### Task statement
Identify and pull out each line of the entries in which "being" occurs.

### Recorded data
** start **

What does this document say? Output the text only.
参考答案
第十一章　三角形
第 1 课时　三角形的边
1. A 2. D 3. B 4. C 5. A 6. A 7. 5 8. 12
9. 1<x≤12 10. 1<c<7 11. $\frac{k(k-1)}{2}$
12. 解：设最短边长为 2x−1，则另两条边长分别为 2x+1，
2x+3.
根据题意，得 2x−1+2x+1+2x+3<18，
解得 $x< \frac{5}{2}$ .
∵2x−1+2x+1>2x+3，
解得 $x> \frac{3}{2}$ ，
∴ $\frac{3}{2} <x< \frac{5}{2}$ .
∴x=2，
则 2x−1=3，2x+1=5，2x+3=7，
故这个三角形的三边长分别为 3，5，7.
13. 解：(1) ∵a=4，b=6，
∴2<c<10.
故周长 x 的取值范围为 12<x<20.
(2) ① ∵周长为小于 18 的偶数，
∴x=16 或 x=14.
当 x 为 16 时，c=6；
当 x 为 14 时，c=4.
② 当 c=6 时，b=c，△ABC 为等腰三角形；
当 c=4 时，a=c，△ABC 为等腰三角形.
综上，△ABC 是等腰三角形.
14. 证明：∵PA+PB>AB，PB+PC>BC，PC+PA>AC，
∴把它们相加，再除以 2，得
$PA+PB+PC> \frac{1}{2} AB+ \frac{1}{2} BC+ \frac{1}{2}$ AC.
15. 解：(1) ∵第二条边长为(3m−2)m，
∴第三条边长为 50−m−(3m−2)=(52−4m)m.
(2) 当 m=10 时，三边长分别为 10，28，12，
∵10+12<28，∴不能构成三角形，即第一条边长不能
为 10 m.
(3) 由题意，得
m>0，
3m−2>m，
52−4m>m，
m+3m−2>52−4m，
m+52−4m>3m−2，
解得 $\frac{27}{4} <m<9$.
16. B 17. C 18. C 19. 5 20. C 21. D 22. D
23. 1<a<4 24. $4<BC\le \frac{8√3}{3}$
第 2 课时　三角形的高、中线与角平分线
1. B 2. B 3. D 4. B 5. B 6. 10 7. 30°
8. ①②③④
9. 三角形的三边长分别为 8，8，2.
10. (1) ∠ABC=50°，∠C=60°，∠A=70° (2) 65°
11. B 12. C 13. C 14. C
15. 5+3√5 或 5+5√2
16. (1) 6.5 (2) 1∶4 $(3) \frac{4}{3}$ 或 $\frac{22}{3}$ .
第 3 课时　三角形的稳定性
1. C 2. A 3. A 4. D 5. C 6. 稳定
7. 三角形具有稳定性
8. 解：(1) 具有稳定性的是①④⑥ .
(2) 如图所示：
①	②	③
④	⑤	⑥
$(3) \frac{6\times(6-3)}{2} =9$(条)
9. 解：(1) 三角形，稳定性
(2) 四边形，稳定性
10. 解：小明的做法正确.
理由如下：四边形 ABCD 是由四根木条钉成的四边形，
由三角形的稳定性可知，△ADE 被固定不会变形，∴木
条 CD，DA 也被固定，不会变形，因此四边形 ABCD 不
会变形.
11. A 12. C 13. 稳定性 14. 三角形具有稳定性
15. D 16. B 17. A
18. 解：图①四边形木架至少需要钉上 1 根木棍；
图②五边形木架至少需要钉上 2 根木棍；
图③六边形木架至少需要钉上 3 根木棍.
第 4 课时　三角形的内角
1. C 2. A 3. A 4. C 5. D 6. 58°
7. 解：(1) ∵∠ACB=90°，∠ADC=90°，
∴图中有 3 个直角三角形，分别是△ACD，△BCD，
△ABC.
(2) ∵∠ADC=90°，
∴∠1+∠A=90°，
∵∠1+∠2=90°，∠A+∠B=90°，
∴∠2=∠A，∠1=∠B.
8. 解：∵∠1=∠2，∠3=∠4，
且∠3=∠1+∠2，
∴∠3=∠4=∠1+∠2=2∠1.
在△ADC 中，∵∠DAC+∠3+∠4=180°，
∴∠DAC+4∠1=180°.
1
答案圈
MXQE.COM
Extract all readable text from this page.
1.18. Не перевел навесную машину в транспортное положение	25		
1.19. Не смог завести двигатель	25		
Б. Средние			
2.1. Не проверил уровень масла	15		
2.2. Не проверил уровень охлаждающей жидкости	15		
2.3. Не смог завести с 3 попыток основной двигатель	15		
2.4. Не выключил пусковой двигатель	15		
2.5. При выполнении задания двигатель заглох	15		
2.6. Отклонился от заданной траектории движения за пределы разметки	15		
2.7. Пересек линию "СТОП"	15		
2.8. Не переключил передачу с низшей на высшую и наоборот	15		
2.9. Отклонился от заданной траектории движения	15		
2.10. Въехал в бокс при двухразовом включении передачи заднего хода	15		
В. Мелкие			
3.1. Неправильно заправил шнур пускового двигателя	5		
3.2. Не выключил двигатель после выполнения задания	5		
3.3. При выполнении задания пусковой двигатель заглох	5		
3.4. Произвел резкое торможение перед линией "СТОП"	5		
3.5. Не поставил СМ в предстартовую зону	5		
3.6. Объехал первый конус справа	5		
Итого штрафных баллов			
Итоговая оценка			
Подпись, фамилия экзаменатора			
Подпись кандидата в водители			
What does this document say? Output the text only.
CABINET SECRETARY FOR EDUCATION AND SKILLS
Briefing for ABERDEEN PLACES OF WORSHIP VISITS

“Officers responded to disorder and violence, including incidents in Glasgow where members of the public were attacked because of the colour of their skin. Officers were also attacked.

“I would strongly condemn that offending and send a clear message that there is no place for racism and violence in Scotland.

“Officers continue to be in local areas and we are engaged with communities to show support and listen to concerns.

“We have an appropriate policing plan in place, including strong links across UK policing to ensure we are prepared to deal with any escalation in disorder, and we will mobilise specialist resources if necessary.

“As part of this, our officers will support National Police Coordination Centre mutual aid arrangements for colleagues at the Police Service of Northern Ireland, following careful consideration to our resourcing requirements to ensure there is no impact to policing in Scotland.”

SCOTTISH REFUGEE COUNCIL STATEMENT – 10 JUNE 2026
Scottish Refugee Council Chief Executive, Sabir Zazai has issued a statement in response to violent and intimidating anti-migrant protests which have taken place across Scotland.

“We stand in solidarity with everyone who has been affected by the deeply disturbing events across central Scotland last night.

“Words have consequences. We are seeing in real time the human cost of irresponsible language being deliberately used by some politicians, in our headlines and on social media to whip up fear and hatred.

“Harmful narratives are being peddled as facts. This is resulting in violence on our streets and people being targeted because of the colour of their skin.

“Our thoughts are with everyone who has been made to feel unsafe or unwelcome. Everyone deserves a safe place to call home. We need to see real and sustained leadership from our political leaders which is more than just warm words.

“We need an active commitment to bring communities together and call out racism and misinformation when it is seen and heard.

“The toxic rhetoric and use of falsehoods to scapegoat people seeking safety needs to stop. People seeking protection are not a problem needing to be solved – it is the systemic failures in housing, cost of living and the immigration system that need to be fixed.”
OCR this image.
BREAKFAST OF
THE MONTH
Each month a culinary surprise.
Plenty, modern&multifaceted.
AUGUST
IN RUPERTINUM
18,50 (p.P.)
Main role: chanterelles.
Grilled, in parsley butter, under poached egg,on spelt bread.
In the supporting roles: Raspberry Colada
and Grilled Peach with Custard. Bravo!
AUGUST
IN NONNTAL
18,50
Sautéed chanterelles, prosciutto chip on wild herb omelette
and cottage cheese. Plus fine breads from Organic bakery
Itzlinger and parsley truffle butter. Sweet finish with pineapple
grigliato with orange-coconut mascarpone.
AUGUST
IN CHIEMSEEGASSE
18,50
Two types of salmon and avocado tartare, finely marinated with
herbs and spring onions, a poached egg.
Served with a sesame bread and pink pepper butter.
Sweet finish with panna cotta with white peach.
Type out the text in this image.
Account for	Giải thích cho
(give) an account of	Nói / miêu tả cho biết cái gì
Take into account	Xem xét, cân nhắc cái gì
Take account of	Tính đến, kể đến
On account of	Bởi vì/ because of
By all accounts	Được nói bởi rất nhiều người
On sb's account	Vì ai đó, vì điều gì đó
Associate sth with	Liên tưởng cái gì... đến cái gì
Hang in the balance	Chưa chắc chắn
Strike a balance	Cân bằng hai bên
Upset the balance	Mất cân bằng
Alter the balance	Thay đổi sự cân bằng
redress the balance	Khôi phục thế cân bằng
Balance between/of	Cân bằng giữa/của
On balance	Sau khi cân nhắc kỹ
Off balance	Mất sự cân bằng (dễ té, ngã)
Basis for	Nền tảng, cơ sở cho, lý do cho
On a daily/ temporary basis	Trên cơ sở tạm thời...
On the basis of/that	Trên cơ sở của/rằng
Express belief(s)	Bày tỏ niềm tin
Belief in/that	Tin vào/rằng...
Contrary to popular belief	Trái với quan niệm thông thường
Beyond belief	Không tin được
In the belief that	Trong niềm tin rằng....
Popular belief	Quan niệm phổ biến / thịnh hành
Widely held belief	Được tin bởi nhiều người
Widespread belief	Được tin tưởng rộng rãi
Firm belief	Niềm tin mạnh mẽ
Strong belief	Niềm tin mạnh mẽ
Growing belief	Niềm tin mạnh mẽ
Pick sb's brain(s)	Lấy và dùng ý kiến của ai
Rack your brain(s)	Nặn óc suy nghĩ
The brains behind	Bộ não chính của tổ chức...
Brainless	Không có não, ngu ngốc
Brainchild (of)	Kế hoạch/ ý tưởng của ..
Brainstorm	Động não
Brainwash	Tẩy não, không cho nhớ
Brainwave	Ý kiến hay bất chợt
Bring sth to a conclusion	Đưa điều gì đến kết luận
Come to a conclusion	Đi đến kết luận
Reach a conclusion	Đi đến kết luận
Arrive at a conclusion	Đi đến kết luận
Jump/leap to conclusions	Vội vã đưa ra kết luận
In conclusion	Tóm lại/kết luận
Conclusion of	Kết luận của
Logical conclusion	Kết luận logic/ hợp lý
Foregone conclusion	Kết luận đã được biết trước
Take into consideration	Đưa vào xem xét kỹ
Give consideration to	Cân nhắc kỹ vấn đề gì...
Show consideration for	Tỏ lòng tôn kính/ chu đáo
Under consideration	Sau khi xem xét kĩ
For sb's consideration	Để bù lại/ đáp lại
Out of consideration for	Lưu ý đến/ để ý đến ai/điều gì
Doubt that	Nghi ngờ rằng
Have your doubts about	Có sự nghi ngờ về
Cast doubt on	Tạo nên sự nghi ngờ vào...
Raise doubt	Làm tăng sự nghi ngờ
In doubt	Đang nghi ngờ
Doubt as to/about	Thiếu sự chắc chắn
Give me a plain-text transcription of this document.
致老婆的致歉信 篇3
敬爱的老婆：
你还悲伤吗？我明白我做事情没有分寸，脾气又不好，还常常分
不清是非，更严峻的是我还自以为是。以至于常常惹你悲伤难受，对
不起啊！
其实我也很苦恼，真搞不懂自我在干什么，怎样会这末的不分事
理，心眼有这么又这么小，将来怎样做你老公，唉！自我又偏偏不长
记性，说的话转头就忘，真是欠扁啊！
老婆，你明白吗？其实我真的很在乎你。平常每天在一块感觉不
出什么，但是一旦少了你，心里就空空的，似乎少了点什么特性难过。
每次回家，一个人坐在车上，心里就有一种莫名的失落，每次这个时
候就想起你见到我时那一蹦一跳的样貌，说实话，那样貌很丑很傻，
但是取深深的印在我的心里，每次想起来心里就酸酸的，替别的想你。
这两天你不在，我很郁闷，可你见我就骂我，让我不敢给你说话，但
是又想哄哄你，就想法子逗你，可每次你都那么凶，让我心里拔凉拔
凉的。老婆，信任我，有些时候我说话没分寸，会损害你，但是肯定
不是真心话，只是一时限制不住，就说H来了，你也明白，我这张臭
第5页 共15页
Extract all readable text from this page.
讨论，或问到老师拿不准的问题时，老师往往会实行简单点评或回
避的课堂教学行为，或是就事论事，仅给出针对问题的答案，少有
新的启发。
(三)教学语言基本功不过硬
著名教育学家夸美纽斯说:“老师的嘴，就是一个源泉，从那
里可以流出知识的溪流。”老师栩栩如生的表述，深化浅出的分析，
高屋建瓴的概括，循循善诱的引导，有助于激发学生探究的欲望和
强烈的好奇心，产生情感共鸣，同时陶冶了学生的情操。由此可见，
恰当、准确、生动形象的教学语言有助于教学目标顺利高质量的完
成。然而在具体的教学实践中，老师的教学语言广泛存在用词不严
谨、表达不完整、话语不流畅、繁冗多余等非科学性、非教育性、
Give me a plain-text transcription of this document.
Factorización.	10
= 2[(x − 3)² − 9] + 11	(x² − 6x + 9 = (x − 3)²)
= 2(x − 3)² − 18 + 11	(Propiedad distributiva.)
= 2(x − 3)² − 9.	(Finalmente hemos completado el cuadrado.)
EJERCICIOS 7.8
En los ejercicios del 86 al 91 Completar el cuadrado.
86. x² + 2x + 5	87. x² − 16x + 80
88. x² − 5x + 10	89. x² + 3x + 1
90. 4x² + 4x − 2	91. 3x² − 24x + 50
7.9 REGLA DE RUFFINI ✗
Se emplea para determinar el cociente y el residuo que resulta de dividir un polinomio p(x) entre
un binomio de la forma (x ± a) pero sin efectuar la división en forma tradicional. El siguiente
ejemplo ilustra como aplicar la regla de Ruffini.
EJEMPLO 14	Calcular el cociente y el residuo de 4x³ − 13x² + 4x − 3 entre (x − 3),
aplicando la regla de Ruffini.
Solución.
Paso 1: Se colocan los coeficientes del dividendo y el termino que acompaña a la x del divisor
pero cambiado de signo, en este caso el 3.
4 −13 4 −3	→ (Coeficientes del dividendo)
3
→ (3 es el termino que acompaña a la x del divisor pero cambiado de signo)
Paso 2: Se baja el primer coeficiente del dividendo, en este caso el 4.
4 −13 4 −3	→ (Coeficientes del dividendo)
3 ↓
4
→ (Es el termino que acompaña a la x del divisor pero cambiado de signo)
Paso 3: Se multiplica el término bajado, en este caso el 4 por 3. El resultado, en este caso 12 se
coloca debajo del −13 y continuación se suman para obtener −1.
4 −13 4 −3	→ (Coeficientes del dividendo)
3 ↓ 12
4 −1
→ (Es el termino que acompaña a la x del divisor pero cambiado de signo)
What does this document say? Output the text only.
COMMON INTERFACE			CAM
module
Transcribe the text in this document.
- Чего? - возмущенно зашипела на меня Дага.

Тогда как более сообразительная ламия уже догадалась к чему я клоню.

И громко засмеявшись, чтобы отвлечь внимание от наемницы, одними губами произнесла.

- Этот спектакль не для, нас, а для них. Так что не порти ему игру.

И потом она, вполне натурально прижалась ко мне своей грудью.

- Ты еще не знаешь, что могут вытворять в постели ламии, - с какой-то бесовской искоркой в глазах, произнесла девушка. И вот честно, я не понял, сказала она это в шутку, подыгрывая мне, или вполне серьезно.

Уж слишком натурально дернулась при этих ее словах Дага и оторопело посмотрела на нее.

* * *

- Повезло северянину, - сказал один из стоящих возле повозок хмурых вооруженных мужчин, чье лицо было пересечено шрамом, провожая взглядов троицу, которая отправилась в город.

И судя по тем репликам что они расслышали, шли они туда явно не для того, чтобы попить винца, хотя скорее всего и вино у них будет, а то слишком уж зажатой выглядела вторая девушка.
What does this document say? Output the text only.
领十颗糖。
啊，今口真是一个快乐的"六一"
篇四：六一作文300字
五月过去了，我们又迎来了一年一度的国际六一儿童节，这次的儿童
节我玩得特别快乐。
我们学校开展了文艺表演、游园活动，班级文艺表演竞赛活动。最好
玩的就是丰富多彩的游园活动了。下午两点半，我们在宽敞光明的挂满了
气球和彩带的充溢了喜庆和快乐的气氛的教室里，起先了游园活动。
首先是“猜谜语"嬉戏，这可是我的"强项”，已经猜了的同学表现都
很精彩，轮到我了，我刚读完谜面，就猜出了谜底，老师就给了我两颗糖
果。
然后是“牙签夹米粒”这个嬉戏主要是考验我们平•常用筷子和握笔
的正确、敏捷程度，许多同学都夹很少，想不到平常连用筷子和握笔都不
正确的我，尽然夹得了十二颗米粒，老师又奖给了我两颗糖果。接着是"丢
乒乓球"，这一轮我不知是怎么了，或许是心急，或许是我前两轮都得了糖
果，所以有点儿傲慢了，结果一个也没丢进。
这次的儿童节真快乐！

** end **

### The response
“Words have consequences. We are seeing in real time the human cost of irresponsible language being deliberately used by some politicians, in our headlines and on social media to whip up fear and hatred.
“Harmful narratives are being peddled as facts. This is resulting in violence on our streets and people being targeted because of the colour of their skin.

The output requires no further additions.